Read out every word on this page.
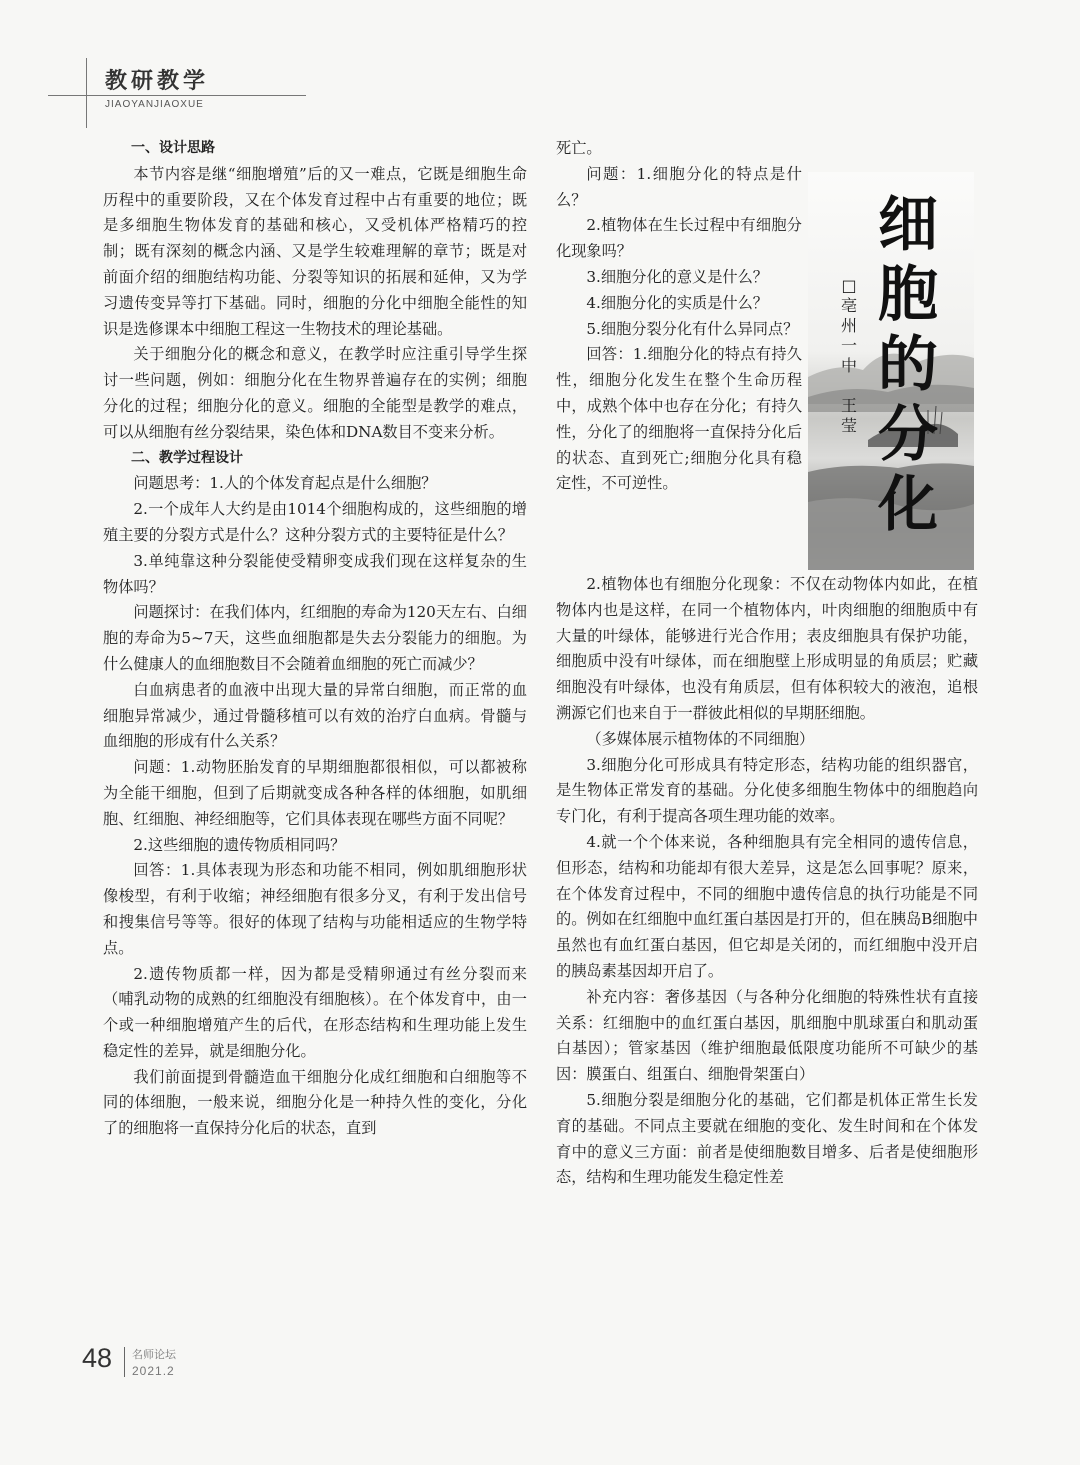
教研教学
JIAOYANJIAOXUE

一、设计思路

本节内容是继“细胞增殖”后的又一难点，它既是细胞生命历程中的重要阶段，又在个体发育过程中占有重要的地位；既是多细胞生物体发育的基础和核心，又受机体严格精巧的控制；既有深刻的概念内涵、又是学生较难理解的章节；既是对前面介绍的细胞结构功能、分裂等知识的拓展和延伸，又为学习遗传变异等打下基础。同时，细胞的分化中细胞全能性的知识是选修课本中细胞工程这一生物技术的理论基础。

关于细胞分化的概念和意义，在教学时应注重引导学生探讨一些问题，例如：细胞分化在生物界普遍存在的实例；细胞分化的过程；细胞分化的意义。细胞的全能型是教学的难点，可以从细胞有丝分裂结果，染色体和DNA数目不变来分析。

二、教学过程设计

问题思考：1.人的个体发育起点是什么细胞？

2.一个成年人大约是由1014个细胞构成的，这些细胞的增殖主要的分裂方式是什么？这种分裂方式的主要特征是什么？

3.单纯靠这种分裂能使受精卵变成我们现在这样复杂的生物体吗？

问题探讨：在我们体内，红细胞的寿命为120天左右、白细胞的寿命为5~7天，这些血细胞都是失去分裂能力的细胞。为什么健康人的血细胞数目不会随着血细胞的死亡而减少？

白血病患者的血液中出现大量的异常白细胞，而正常的血细胞异常减少，通过骨髓移植可以有效的治疗白血病。骨髓与血细胞的形成有什么关系？

问题：1.动物胚胎发育的早期细胞都很相似，可以都被称为全能干细胞，但到了后期就变成各种各样的体细胞，如肌细胞、红细胞、神经细胞等，它们具体表现在哪些方面不同呢？

2.这些细胞的遗传物质相同吗？

回答：1.具体表现为形态和功能不相同，例如肌细胞形状像梭型，有利于收缩；神经细胞有很多分叉，有利于发出信号和搜集信号等等。很好的体现了结构与功能相适应的生物学特点。

2.遗传物质都一样，因为都是受精卵通过有丝分裂而来（哺乳动物的成熟的红细胞没有细胞核）。在个体发育中，由一个或一种细胞增殖产生的后代，在形态结构和生理功能上发生稳定性的差异，就是细胞分化。

我们前面提到骨髓造血干细胞分化成红细胞和白细胞等不同的体细胞，一般来说，细胞分化是一种持久性的变化，分化了的细胞将一直保持分化后的状态，直到

死亡。

问题：1.细胞分化的特点是什么？

2.植物体在生长过程中有细胞分化现象吗？

3.细胞分化的意义是什么？

4.细胞分化的实质是什么？

5.细胞分裂分化有什么异同点？

回答：1.细胞分化的特点有持久性，细胞分化发生在整个生命历程中，成熟个体中也存在分化；有持久性，分化了的细胞将一直保持分化后的状态、直到死亡;细胞分化具有稳定性，不可逆性。

细
胞
的
分
化
□
亳
州
一
中

王
莹

2.植物体也有细胞分化现象：不仅在动物体内如此，在植物体内也是这样，在同一个植物体内，叶肉细胞的细胞质中有大量的叶绿体，能够进行光合作用；表皮细胞具有保护功能，细胞质中没有叶绿体，而在细胞壁上形成明显的角质层；贮藏细胞没有叶绿体，也没有角质层，但有体积较大的液泡，追根溯源它们也来自于一群彼此相似的早期胚细胞。

（多媒体展示植物体的不同细胞）

3.细胞分化可形成具有特定形态，结构功能的组织器官，是生物体正常发育的基础。分化使多细胞生物体中的细胞趋向专门化，有利于提高各项生理功能的效率。

4.就一个个体来说，各种细胞具有完全相同的遗传信息，但形态，结构和功能却有很大差异，这是怎么回事呢？原来，在个体发育过程中，不同的细胞中遗传信息的执行功能是不同的。例如在红细胞中血红蛋白基因是打开的，但在胰岛B细胞中虽然也有血红蛋白基因，但它却是关闭的，而红细胞中没开启的胰岛素基因却开启了。

补充内容：奢侈基因（与各种分化细胞的特殊性状有直接关系：红细胞中的血红蛋白基因，肌细胞中肌球蛋白和肌动蛋白基因）；管家基因（维护细胞最低限度功能所不可缺少的基因：膜蛋白、组蛋白、细胞骨架蛋白）

5.细胞分裂是细胞分化的基础，它们都是机体正常生长发育的基础。不同点主要就在细胞的变化、发生时间和在个体发育中的意义三方面：前者是使细胞数目增多、后者是使细胞形态，结构和生理功能发生稳定性差

48 名师论坛
2021.2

--

### The request
In the records above, locate every line with the string "分化了的细胞将一直保持分化后的状态" and copy it.

### Task result
我们前面提到骨髓造血干细胞分化成红细胞和白细胞等不同的体细胞，一般来说，细胞分化是一种持久性的变化，分化了的细胞将一直保持分化后的状态，直到
回答：1.细胞分化的特点有持久性，细胞分化发生在整个生命历程中，成熟个体中也存在分化；有持久性，分化了的细胞将一直保持分化后的状态、直到死亡;细胞分化具有稳定性，不可逆性。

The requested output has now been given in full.